[SET PROBLEM]
The records that follow should be retyped word for word.

Part of a data file

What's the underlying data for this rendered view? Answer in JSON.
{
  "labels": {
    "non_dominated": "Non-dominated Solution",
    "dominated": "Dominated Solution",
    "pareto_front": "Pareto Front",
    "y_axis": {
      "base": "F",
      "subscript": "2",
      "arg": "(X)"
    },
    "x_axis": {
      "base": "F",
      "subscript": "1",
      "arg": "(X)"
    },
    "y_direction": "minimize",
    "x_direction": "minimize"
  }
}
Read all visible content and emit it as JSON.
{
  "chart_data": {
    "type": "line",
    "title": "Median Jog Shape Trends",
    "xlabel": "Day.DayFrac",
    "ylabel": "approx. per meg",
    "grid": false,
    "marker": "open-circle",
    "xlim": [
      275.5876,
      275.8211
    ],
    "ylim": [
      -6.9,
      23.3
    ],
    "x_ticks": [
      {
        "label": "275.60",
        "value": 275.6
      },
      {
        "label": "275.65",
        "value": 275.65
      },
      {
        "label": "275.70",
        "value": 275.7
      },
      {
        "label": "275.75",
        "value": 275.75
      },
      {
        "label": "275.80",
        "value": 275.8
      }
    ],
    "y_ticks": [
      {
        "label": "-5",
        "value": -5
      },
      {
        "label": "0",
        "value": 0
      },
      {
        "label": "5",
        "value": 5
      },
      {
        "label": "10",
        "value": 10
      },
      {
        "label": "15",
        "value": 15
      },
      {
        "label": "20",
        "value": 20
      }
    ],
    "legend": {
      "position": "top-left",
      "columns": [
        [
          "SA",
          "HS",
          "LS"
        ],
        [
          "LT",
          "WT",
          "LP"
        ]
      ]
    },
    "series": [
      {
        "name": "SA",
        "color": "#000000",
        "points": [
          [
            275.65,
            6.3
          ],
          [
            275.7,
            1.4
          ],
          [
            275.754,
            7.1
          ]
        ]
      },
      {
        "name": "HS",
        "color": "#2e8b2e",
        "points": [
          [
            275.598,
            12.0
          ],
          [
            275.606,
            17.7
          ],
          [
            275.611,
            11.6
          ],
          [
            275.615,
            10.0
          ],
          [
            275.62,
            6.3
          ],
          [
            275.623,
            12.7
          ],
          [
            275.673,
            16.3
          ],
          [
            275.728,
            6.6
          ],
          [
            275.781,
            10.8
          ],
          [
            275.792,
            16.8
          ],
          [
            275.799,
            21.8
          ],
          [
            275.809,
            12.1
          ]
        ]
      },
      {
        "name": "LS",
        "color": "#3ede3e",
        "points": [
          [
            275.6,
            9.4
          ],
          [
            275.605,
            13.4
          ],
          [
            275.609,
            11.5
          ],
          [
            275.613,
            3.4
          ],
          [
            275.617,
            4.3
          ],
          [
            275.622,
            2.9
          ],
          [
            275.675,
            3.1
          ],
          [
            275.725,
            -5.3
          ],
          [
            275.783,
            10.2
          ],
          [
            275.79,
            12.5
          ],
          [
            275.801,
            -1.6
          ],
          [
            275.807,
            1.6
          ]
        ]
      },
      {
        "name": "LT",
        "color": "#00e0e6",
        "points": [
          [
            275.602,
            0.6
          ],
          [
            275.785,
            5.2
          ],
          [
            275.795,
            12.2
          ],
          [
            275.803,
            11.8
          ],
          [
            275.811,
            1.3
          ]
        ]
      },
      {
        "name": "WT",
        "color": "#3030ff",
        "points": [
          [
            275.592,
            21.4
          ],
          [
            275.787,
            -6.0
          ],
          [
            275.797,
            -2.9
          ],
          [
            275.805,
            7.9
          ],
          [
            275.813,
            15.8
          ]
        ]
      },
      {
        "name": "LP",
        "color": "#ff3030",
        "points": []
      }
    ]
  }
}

[THE SOLUTION]
What's the underlying data for this rendered view? Answer in JSON.
{
  "labels": {
    "non_dominated": "Non-dominated Solution",
    "dominated": "Dominated Solution",
    "pareto_front": "Pareto Front",
    "y_axis": {
      "base": "F",
      "subscript": "2",
      "arg": "(X)"
    },
    "x_axis": {
      "base": "F",
      "subscript": "1",
      "arg": "(X)"
    },
    "y_direction": "minimize",
    "x_direction": "minimize"
  }
}
Read all visible content and emit it as JSON.
{
  "chart_data": {
    "type": "line",
    "title": "Median Jog Shape Trends",
    "xlabel": "Day.DayFrac",
    "ylabel": "approx. per meg",
    "grid": false,
    "marker": "open-circle",
    "xlim": [
      275.5876,
      275.8211
    ],
    "ylim": [
      -6.9,
      23.3
    ],
    "x_ticks": [
      {
        "label": "275.60",
        "value": 275.6
      },
      {
        "label": "275.65",
        "value": 275.65
      },
      {
        "label": "275.70",
        "value": 275.7
      },
      {
        "label": "275.75",
        "value": 275.75
      },
      {
        "label": "275.80",
        "value": 275.8
      }
    ],
    "y_ticks": [
      {
        "label": "-5",
        "value": -5
      },
      {
        "label": "0",
        "value": 0
      },
      {
        "label": "5",
        "value": 5
      },
      {
        "label": "10",
        "value": 10
      },
      {
        "label": "15",
        "value": 15
      },
      {
        "label": "20",
        "value": 20
      }
    ],
    "legend": {
      "position": "top-left",
      "columns": [
        [
          "SA",
          "HS",
          "LS"
        ],
        [
          "LT",
          "WT",
          "LP"
        ]
      ]
    },
    "series": [
      {
        "name": "SA",
        "color": "#000000",
        "points": [
          [
            275.65,
            6.3
          ],
          [
            275.7,
            1.4
          ],
          [
            275.754,
            7.1
          ]
        ]
      },
      {
        "name": "HS",
        "color": "#2e8b2e",
        "points": [
          [
            275.598,
            12.0
          ],
          [
            275.606,
            17.7
          ],
          [
            275.611,
            11.6
          ],
          [
            275.615,
            10.0
          ],
          [
            275.62,
            6.3
          ],
          [
            275.623,
            12.7
          ],
          [
            275.673,
            16.3
          ],
          [
            275.728,
            6.6
          ],
          [
            275.781,
            10.8
          ],
          [
            275.792,
            16.8
          ],
          [
            275.799,
            21.8
          ],
          [
            275.809,
            12.1
          ]
        ]
      },
      {
        "name": "LS",
        "color": "#3ede3e",
        "points": [
          [
            275.6,
            9.4
          ],
          [
            275.605,
            13.4
          ],
          [
            275.609,
            11.5
          ],
          [
            275.613,
            3.4
          ],
          [
            275.617,
            4.3
          ],
          [
            275.622,
            2.9
          ],
          [
            275.675,
            3.1
          ],
          [
            275.725,
            -5.3
          ],
          [
            275.783,
            10.2
          ],
          [
            275.79,
            12.5
          ],
          [
            275.801,
            -1.6
          ],
          [
            275.807,
            1.6
          ]
        ]
      },
      {
        "name": "LT",
        "color": "#00e0e6",
        "points": [
          [
            275.602,
            0.6
          ],
          [
            275.785,
            5.2
          ],
          [
            275.795,
            12.2
          ],
          [
            275.803,
            11.8
          ],
          [
            275.811,
            1.3
          ]
        ]
      },
      {
        "name": "WT",
        "color": "#3030ff",
        "points": [
          [
            275.592,
            21.4
          ],
          [
            275.787,
            -6.0
          ],
          [
            275.797,
            -2.9
          ],
          [
            275.805,
            7.9
          ],
          [
            275.813,
            15.8
          ]
        ]
      },
      {
        "name": "LP",
        "color": "#ff3030",
        "points": []
      }
    ]
  }
}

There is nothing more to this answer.